(Dataset records)
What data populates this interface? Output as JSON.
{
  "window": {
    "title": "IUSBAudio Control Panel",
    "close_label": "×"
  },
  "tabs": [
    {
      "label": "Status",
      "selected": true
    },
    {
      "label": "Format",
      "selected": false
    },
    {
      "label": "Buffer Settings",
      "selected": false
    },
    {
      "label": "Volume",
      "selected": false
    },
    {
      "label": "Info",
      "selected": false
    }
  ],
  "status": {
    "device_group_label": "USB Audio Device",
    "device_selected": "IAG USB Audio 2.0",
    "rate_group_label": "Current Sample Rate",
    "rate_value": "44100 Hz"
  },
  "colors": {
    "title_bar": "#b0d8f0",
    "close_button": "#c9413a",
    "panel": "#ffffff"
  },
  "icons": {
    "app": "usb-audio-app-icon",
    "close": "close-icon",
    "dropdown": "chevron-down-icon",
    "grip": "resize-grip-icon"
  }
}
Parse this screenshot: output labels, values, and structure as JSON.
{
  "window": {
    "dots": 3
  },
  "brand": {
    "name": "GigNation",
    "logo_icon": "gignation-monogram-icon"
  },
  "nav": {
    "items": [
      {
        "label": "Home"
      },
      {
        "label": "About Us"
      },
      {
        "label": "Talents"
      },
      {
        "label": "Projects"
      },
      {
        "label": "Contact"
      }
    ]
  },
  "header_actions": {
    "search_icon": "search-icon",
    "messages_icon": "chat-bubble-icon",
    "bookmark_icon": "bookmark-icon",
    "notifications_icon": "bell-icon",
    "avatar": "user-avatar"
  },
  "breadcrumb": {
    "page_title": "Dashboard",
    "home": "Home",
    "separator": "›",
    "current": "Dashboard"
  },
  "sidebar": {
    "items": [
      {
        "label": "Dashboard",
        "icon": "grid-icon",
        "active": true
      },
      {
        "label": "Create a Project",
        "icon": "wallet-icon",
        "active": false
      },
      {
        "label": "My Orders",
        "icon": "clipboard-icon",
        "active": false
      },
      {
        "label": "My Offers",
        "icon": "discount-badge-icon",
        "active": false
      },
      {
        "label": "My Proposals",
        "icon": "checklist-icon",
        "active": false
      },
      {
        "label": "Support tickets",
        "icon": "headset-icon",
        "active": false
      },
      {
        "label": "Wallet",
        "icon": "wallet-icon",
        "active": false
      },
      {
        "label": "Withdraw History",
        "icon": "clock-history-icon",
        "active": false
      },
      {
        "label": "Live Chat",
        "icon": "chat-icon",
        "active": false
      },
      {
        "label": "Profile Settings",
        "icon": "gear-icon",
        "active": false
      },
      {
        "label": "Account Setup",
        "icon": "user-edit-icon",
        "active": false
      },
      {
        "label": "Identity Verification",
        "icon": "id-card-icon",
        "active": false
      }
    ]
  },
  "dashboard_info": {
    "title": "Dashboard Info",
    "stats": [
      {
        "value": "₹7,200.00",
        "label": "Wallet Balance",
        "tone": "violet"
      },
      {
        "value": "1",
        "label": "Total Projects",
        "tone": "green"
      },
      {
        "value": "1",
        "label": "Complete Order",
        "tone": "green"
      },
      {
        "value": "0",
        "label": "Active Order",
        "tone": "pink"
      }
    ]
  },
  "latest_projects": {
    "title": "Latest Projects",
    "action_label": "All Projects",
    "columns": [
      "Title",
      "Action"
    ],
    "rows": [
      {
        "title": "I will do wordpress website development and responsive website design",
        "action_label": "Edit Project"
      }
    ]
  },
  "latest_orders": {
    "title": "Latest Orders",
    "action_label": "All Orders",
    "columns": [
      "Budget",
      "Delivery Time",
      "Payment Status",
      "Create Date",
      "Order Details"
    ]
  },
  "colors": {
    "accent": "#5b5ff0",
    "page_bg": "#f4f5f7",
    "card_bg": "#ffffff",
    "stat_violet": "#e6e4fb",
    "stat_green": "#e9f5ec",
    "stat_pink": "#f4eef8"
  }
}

Stated goal: Nothing in the listing may be changed; retype it all exactly.

Solution for this problem:
What data populates this interface? Output as JSON.
{
  "window": {
    "title": "IUSBAudio Control Panel",
    "close_label": "×"
  },
  "tabs": [
    {
      "label": "Status",
      "selected": true
    },
    {
      "label": "Format",
      "selected": false
    },
    {
      "label": "Buffer Settings",
      "selected": false
    },
    {
      "label": "Volume",
      "selected": false
    },
    {
      "label": "Info",
      "selected": false
    }
  ],
  "status": {
    "device_group_label": "USB Audio Device",
    "device_selected": "IAG USB Audio 2.0",
    "rate_group_label": "Current Sample Rate",
    "rate_value": "44100 Hz"
  },
  "colors": {
    "title_bar": "#b0d8f0",
    "close_button": "#c9413a",
    "panel": "#ffffff"
  },
  "icons": {
    "app": "usb-audio-app-icon",
    "close": "close-icon",
    "dropdown": "chevron-down-icon",
    "grip": "resize-grip-icon"
  }
}
Parse this screenshot: output labels, values, and structure as JSON.
{
  "window": {
    "dots": 3
  },
  "brand": {
    "name": "GigNation",
    "logo_icon": "gignation-monogram-icon"
  },
  "nav": {
    "items": [
      {
        "label": "Home"
      },
      {
        "label": "About Us"
      },
      {
        "label": "Talents"
      },
      {
        "label": "Projects"
      },
      {
        "label": "Contact"
      }
    ]
  },
  "header_actions": {
    "search_icon": "search-icon",
    "messages_icon": "chat-bubble-icon",
    "bookmark_icon": "bookmark-icon",
    "notifications_icon": "bell-icon",
    "avatar": "user-avatar"
  },
  "breadcrumb": {
    "page_title": "Dashboard",
    "home": "Home",
    "separator": "›",
    "current": "Dashboard"
  },
  "sidebar": {
    "items": [
      {
        "label": "Dashboard",
        "icon": "grid-icon",
        "active": true
      },
      {
        "label": "Create a Project",
        "icon": "wallet-icon",
        "active": false
      },
      {
        "label": "My Orders",
        "icon": "clipboard-icon",
        "active": false
      },
      {
        "label": "My Offers",
        "icon": "discount-badge-icon",
        "active": false
      },
      {
        "label": "My Proposals",
        "icon": "checklist-icon",
        "active": false
      },
      {
        "label": "Support tickets",
        "icon": "headset-icon",
        "active": false
      },
      {
        "label": "Wallet",
        "icon": "wallet-icon",
        "active": false
      },
      {
        "label": "Withdraw History",
        "icon": "clock-history-icon",
        "active": false
      },
      {
        "label": "Live Chat",
        "icon": "chat-icon",
        "active": false
      },
      {
        "label": "Profile Settings",
        "icon": "gear-icon",
        "active": false
      },
      {
        "label": "Account Setup",
        "icon": "user-edit-icon",
        "active": false
      },
      {
        "label": "Identity Verification",
        "icon": "id-card-icon",
        "active": false
      }
    ]
  },
  "dashboard_info": {
    "title": "Dashboard Info",
    "stats": [
      {
        "value": "₹7,200.00",
        "label": "Wallet Balance",
        "tone": "violet"
      },
      {
        "value": "1",
        "label": "Total Projects",
        "tone": "green"
      },
      {
        "value": "1",
        "label": "Complete Order",
        "tone": "green"
      },
      {
        "value": "0",
        "label": "Active Order",
        "tone": "pink"
      }
    ]
  },
  "latest_projects": {
    "title": "Latest Projects",
    "action_label": "All Projects",
    "columns": [
      "Title",
      "Action"
    ],
    "rows": [
      {
        "title": "I will do wordpress website development and responsive website design",
        "action_label": "Edit Project"
      }
    ]
  },
  "latest_orders": {
    "title": "Latest Orders",
    "action_label": "All Orders",
    "columns": [
      "Budget",
      "Delivery Time",
      "Payment Status",
      "Create Date",
      "Order Details"
    ]
  },
  "colors": {
    "accent": "#5b5ff0",
    "page_bg": "#f4f5f7",
    "card_bg": "#ffffff",
    "stat_violet": "#e6e4fb",
    "stat_green": "#e9f5ec",
    "stat_pink": "#f4eef8"
  }
}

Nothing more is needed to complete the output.